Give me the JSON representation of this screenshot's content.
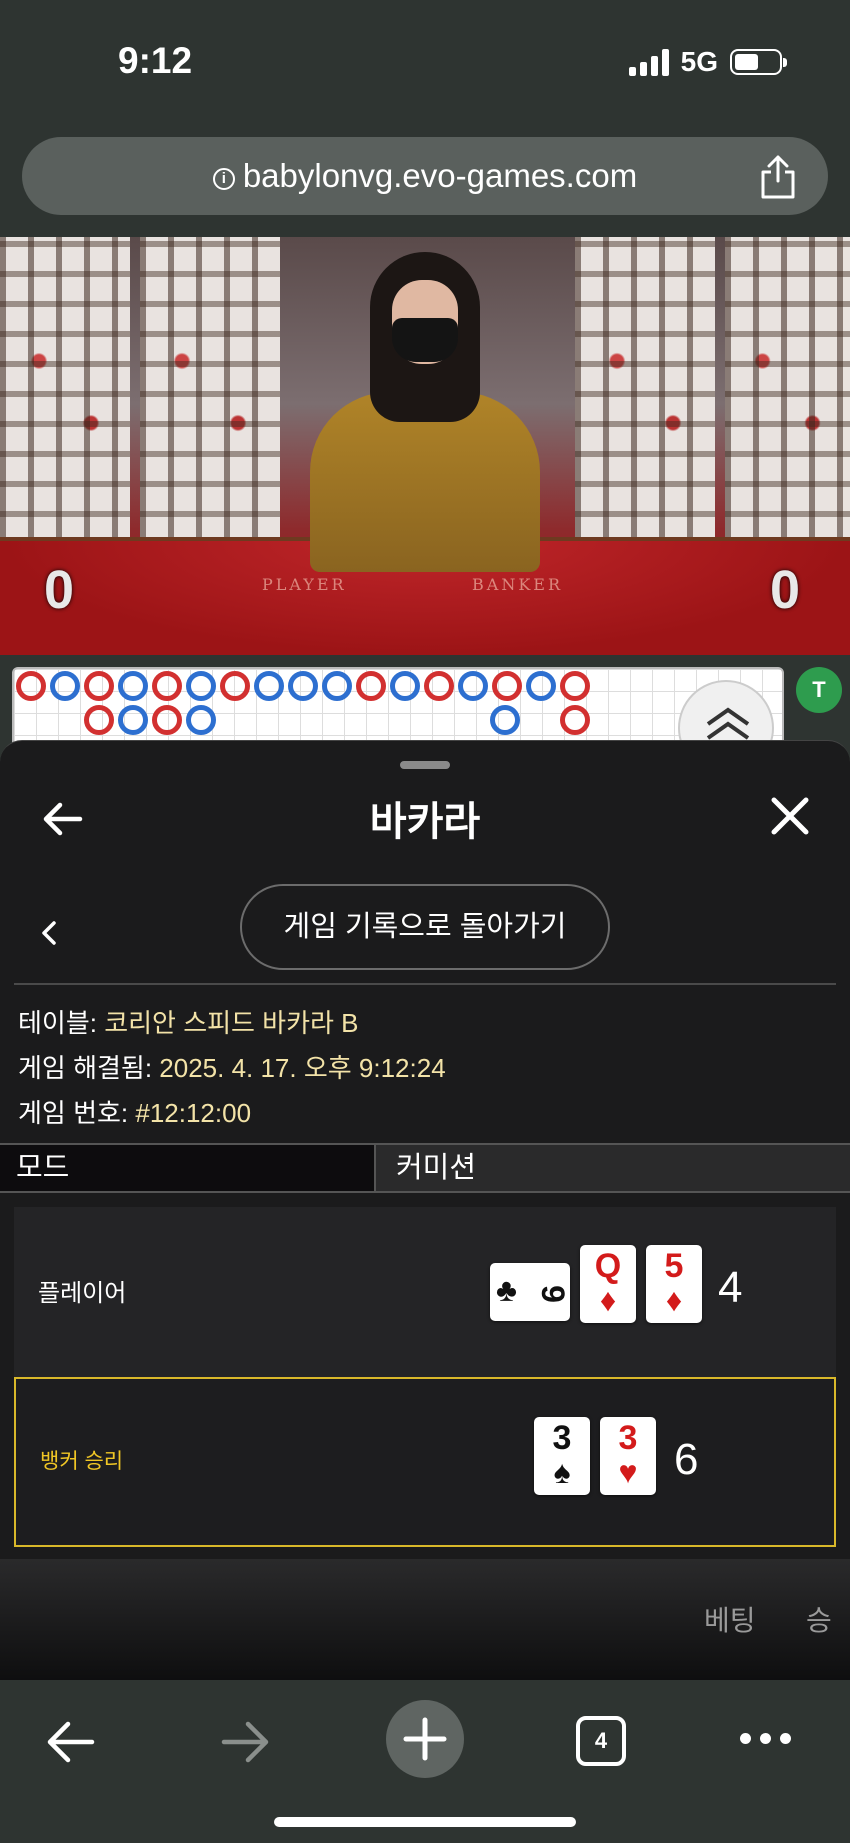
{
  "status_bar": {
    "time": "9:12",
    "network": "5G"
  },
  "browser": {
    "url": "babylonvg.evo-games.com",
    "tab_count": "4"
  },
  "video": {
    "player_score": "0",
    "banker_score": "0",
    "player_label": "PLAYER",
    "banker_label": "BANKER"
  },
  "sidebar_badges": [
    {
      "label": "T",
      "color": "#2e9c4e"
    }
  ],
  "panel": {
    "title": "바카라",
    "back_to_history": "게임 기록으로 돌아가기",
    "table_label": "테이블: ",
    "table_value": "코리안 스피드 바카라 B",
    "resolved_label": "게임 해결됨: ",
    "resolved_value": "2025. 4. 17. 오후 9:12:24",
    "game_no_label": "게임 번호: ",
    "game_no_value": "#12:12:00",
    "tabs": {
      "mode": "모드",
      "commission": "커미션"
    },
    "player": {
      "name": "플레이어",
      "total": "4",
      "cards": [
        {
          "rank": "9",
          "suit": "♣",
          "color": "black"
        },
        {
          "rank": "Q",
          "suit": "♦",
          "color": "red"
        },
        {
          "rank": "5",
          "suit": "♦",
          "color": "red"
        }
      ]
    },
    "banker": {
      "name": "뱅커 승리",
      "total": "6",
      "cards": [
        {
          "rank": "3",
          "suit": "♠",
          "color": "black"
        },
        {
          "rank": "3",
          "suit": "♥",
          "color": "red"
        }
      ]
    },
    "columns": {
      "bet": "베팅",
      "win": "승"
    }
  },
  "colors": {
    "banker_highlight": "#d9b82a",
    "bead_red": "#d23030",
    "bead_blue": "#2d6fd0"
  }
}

---

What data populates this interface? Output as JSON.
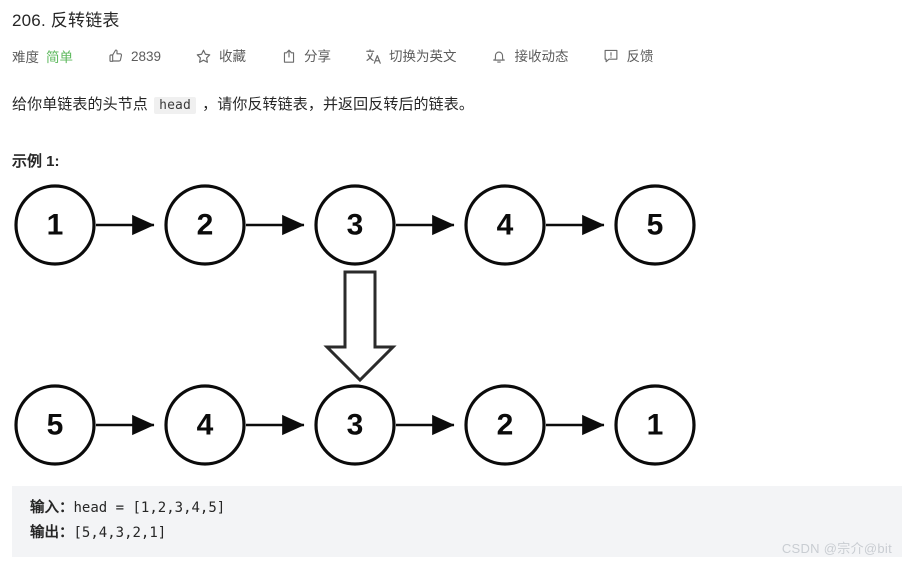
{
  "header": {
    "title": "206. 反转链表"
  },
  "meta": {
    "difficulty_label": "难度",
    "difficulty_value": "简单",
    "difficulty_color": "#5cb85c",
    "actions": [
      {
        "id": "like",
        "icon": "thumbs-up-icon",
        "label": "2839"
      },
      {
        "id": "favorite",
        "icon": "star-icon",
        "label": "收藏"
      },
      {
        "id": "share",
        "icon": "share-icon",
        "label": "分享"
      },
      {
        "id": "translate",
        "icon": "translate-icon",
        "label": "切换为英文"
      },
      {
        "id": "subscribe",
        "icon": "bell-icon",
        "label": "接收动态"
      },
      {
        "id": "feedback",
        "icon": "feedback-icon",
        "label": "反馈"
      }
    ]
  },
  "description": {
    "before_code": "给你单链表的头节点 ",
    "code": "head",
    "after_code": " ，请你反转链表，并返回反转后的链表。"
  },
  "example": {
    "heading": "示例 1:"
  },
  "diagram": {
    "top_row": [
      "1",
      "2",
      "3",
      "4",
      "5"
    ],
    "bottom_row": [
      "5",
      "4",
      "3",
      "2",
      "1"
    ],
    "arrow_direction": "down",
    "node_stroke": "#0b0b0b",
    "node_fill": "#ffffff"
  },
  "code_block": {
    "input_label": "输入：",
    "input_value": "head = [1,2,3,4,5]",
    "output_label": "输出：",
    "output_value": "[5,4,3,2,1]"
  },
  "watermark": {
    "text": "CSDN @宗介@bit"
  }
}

▸ Required task
Show each line holding the word "JSON".

▸ Solution for this task
Give me the JSON representation of this screenshot's content.
What data populates this interface? Output as JSON.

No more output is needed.